§ WHAT IS EXPECTED: In the listing that follows, count each line where the word "przepisów" appears; write nothing but the count.

[Stored records]
----------

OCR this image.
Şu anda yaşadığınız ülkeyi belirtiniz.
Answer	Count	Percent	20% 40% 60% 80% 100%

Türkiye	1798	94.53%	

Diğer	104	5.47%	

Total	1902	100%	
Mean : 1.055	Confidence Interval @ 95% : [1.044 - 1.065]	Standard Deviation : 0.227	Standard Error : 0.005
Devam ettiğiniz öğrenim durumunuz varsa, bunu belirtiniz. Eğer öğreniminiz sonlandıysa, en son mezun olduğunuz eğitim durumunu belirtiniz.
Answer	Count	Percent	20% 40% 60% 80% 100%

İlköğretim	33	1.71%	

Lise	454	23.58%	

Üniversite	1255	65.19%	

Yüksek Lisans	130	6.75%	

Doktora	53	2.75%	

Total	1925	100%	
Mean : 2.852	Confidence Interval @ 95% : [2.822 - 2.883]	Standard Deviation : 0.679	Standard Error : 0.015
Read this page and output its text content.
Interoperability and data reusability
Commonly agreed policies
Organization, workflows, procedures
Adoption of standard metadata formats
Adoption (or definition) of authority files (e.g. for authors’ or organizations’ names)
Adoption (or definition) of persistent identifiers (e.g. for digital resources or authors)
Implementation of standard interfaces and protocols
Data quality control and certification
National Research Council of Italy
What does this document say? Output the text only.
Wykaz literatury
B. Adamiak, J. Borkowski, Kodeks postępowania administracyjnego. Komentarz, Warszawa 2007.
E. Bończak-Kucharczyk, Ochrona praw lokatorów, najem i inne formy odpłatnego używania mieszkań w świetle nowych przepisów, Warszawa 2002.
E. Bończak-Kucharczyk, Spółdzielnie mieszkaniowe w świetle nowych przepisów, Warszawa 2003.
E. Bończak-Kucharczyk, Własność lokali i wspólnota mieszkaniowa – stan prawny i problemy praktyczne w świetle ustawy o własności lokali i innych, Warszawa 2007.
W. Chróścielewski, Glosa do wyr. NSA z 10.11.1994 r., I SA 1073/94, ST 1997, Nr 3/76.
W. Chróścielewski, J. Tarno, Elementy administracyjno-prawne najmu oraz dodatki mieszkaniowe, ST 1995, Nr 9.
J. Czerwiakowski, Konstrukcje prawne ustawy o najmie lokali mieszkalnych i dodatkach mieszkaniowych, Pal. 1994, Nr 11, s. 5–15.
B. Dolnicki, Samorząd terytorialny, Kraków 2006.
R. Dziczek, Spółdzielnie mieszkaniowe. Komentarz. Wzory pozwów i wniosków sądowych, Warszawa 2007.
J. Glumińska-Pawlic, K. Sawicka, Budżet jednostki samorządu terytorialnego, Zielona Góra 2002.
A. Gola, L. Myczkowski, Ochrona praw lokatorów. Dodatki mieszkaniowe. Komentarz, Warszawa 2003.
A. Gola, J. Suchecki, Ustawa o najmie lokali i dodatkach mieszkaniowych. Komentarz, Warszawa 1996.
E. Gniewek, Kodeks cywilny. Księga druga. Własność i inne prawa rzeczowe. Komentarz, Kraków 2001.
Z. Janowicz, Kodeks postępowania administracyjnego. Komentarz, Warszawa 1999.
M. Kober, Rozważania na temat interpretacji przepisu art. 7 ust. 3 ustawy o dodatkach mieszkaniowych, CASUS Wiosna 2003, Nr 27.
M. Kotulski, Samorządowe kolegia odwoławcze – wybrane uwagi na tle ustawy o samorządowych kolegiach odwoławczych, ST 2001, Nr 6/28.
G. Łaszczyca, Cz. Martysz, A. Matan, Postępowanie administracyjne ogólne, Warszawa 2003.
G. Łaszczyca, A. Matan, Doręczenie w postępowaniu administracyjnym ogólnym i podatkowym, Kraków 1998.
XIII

----------

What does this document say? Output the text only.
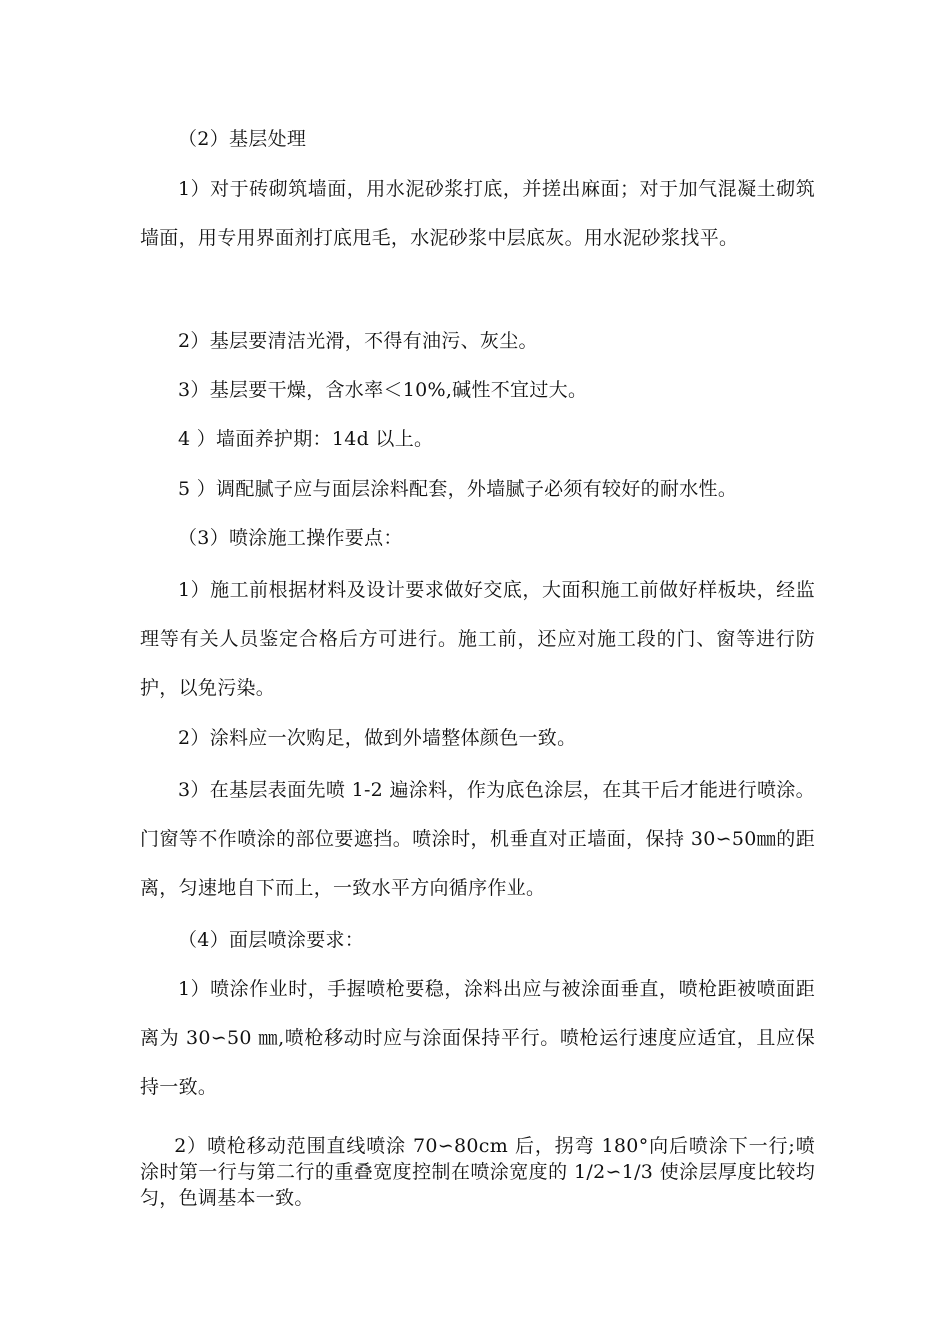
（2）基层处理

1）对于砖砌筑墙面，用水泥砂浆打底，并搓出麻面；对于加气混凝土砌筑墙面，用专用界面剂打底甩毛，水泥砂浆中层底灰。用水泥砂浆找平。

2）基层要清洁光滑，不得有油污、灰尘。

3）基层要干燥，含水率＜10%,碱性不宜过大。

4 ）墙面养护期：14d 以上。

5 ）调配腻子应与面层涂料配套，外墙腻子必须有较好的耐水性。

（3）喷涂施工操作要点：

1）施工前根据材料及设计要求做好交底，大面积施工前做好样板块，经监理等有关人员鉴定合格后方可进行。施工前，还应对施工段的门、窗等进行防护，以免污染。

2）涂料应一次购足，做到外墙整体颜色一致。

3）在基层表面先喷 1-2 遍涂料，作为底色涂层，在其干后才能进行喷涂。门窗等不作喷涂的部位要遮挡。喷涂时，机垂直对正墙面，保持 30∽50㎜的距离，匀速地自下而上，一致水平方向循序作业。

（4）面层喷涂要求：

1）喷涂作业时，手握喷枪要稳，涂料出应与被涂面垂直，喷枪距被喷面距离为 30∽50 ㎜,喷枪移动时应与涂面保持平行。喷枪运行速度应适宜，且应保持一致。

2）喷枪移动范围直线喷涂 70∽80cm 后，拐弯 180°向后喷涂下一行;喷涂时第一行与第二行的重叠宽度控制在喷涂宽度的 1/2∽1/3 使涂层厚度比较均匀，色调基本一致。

----------

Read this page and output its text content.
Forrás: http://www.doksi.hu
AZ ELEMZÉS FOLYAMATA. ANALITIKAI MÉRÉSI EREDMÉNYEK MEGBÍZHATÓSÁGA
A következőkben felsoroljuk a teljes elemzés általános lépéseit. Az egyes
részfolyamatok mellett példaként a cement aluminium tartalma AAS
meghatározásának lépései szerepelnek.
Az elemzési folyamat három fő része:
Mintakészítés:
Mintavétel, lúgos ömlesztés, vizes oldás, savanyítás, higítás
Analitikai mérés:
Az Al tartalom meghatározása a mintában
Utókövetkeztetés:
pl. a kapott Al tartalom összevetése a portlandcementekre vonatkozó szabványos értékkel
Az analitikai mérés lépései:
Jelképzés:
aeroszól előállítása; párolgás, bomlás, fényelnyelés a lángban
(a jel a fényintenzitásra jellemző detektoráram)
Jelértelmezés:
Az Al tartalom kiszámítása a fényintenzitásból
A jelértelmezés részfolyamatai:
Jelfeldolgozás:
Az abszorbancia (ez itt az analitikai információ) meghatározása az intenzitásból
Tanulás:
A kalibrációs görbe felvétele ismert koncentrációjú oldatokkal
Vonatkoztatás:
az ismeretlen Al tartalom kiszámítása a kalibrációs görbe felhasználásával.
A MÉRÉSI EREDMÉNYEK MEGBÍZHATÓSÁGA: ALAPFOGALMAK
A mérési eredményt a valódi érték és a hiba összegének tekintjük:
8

----------

§ FINAL ANSWER: 2